抜粋本文:
+ + + + + + +
歌言葉の「言の心」を心得て、戯れの意味も知る
「花…木の花…男花…おとこ花」「散らす…果てさせる…尽きさせる…詞書に散り『侍り』という謙譲語があるので散ったのは詠み手のおとこ花ではない」「風…春風…(男の)心に吹く風…飽き風・厭き風など」「行きて…行きそして…逝ったので」「て…そして…ので…原因・理由を表す」「うらみむ…恨みごとを言うつもり…うら(心)を見てやろう…おとこの本心を見てやろう」「む…意志を表す」。
花散らす春風の宿り所は、誰か知っているか、我に教えよ、行って恨みごとを言って遣ろう・どうして早々に花散らすのかと――歌の清げな姿。
おとこ花散らし果てる心風の在処を、誰か知っているか、逝ったので、女たちに代わって・恨みごと言って遣ろう・貴身の心はなぜいつも薄情なのかと。――心におかしきところ。
この歌の「清げな姿」だけを見れば、江戸時代の国学者や歌人が「をさなし(幼い)」「はかなし(たわいない・子供じみている)」と評し、明治の国文学者金子元臣が「狂痴の意想、いと面白し」と評するのは当然だろう。平安時代の歌の様(表現様式)を知らず、「花…木の花」の言の心を心得ず、「風」を空気の流れとしか聞く耳持たず、心に吹く飽き風や厭き風と聞こえないので、歌の「心におかしきところ」即ち、歌のエロス(性愛・生の本能)に触れることができないのである。歌は心深いものである。
藤原俊成は、歌言葉の浮言綺語のような戯れの内に、歌の深い趣旨や主旨が顕れるといい、それを「煩悩」と捉えたようである。
+ + + + + + +
出題内容 1:
本文のうち「花…木の花…男花…おとこ花」で始まる段落で、「…」を用いて語義が説明されている見出しの語句をすべて挙げてください。
出題内容 2:
本文の「歌言葉の「言の心」を心得て、戯れの意味も知る」から「と。――心におかしきところ。」までを、一字も変えずにすべて書き写してください。

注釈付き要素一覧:
+ + + + + + +
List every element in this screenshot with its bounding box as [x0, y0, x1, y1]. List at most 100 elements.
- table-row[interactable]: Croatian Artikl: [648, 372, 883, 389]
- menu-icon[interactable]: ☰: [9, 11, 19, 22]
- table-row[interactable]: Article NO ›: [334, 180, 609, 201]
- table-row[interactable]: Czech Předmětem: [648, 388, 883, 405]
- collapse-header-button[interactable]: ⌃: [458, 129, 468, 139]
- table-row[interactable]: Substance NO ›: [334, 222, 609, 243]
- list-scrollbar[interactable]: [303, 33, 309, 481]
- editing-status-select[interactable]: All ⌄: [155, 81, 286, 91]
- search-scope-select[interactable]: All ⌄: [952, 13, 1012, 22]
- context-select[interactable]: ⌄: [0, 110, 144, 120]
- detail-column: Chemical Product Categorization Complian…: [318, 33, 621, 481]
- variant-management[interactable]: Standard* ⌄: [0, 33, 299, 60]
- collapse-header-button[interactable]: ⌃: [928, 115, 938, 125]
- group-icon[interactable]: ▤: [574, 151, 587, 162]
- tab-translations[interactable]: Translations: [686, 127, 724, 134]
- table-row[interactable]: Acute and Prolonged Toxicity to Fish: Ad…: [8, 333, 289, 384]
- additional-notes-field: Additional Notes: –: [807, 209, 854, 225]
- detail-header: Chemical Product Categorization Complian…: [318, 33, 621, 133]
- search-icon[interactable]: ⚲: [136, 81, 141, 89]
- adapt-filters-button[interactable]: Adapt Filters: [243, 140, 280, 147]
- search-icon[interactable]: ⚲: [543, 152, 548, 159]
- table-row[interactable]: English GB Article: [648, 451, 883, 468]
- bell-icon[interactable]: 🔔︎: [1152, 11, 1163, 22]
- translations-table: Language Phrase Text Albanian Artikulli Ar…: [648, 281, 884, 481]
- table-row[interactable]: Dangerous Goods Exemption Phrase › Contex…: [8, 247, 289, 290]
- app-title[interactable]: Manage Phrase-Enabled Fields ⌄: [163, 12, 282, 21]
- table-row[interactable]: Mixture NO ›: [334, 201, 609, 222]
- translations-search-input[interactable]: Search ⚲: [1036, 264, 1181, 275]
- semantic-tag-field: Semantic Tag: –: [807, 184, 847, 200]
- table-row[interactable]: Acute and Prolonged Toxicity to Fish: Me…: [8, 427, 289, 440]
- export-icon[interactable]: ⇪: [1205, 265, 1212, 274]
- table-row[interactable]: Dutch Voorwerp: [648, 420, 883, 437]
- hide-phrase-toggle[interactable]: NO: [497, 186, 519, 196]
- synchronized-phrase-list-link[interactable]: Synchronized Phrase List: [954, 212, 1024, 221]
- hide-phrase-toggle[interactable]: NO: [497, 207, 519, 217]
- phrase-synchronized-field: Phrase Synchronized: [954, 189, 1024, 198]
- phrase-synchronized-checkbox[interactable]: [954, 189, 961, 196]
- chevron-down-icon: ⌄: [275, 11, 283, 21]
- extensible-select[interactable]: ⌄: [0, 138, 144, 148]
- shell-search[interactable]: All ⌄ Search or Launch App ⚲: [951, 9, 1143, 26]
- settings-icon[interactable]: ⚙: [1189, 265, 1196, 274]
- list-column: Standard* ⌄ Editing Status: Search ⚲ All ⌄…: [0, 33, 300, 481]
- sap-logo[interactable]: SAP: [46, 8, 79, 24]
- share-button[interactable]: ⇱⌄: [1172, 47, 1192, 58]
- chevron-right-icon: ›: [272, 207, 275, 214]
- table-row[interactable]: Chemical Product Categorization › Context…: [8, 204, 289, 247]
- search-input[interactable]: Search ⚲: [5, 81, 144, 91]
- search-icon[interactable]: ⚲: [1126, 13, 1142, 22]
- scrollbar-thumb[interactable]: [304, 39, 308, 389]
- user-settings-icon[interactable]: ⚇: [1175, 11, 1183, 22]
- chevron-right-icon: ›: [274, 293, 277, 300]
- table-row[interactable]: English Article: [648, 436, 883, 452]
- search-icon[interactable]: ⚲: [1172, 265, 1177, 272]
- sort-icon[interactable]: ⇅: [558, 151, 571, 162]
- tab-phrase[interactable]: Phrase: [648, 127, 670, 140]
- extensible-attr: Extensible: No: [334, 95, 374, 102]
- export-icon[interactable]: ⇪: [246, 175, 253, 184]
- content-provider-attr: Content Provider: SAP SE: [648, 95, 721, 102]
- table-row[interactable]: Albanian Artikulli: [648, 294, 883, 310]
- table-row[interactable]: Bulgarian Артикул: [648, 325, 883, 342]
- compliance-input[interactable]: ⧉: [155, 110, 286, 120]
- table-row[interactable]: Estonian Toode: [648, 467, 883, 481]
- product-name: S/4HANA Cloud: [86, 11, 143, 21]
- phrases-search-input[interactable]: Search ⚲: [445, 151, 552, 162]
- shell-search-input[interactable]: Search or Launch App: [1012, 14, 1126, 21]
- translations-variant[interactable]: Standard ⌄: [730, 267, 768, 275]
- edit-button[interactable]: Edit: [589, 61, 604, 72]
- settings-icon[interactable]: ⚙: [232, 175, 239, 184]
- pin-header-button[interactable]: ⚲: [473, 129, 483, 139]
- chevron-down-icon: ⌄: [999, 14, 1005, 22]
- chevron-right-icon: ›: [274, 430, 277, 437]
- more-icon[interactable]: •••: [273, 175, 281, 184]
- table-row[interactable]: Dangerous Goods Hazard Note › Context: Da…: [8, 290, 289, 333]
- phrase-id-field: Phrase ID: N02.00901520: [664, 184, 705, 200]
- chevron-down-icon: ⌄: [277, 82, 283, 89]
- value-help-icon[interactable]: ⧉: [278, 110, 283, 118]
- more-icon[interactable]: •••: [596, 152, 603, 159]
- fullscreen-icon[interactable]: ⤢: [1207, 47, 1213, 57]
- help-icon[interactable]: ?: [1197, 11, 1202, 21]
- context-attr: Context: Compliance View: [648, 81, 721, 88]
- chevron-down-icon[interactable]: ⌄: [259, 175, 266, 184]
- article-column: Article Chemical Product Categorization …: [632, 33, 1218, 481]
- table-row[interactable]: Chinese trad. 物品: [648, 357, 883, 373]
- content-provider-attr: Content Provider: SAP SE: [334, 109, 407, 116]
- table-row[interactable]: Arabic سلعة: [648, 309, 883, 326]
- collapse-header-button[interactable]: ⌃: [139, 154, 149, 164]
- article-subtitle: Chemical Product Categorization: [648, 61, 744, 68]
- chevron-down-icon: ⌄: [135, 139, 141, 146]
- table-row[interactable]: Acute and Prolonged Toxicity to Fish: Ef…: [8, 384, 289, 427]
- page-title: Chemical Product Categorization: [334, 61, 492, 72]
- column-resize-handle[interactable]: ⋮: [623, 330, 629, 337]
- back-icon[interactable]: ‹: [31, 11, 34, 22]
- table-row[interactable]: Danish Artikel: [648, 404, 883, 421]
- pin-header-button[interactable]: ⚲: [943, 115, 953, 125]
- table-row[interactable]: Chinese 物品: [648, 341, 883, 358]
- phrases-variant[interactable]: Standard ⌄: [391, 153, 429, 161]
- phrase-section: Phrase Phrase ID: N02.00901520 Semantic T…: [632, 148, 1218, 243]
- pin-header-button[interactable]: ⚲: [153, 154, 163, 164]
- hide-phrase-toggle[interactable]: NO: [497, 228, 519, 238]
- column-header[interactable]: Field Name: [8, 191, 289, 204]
+ + + + + + +
解答全文 1:
花、散らす、風、行きて、て、うらみむ、む

解答全文 2:
歌言葉の「言の心」を心得て、戯れの意味も知る
「花…木の花…男花…おとこ花」「散らす…果てさせる…尽きさせる…詞書に散り『侍り』という謙譲語があるので散ったのは詠み手のおとこ花ではない」「風…春風…(男の)心に吹く風…飽き風・厭き風など」「行きて…行きそして…逝ったので」「て…そして…ので…原因・理由を表す」「うらみむ…恨みごとを言うつもり…うら(心)を見てやろう…おとこの本心を見てやろう」「む…意志を表す」。
花散らす春風の宿り所は、誰か知っているか、我に教えよ、行って恨みごとを言って遣ろう・どうして早々に花散らすのかと――歌の清げな姿。
おとこ花散らし果てる心風の在処を、誰か知っているか、逝ったので、女たちに代わって・恨みごと言って遣ろう・貴身の心はなぜいつも薄情なのかと。――心におかしきところ。